**Aim**. The data below is to be returned in full and exactly.

Data records:

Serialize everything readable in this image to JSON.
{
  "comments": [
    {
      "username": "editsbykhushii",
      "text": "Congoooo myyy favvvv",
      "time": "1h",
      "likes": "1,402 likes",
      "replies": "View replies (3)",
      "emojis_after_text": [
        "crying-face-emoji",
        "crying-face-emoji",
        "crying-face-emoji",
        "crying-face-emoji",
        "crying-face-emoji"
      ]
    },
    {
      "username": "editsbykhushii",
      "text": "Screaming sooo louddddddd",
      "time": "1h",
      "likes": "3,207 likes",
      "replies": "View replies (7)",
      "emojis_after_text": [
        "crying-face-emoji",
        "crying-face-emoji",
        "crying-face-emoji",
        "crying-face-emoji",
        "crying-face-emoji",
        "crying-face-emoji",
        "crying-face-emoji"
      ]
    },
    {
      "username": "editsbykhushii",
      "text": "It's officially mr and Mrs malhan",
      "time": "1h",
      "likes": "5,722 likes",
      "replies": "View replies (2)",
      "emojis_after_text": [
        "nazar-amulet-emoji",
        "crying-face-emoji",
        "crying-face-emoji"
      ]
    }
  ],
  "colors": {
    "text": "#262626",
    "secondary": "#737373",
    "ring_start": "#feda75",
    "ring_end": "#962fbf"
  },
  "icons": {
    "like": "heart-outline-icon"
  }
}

**Solution for this exercise**.
Serialize everything readable in this image to JSON.
{
  "comments": [
    {
      "username": "editsbykhushii",
      "text": "Congoooo myyy favvvv",
      "time": "1h",
      "likes": "1,402 likes",
      "replies": "View replies (3)",
      "emojis_after_text": [
        "crying-face-emoji",
        "crying-face-emoji",
        "crying-face-emoji",
        "crying-face-emoji",
        "crying-face-emoji"
      ]
    },
    {
      "username": "editsbykhushii",
      "text": "Screaming sooo louddddddd",
      "time": "1h",
      "likes": "3,207 likes",
      "replies": "View replies (7)",
      "emojis_after_text": [
        "crying-face-emoji",
        "crying-face-emoji",
        "crying-face-emoji",
        "crying-face-emoji",
        "crying-face-emoji",
        "crying-face-emoji",
        "crying-face-emoji"
      ]
    },
    {
      "username": "editsbykhushii",
      "text": "It's officially mr and Mrs malhan",
      "time": "1h",
      "likes": "5,722 likes",
      "replies": "View replies (2)",
      "emojis_after_text": [
        "nazar-amulet-emoji",
        "crying-face-emoji",
        "crying-face-emoji"
      ]
    }
  ],
  "colors": {
    "text": "#262626",
    "secondary": "#737373",
    "ring_start": "#feda75",
    "ring_end": "#962fbf"
  },
  "icons": {
    "like": "heart-outline-icon"
  }
}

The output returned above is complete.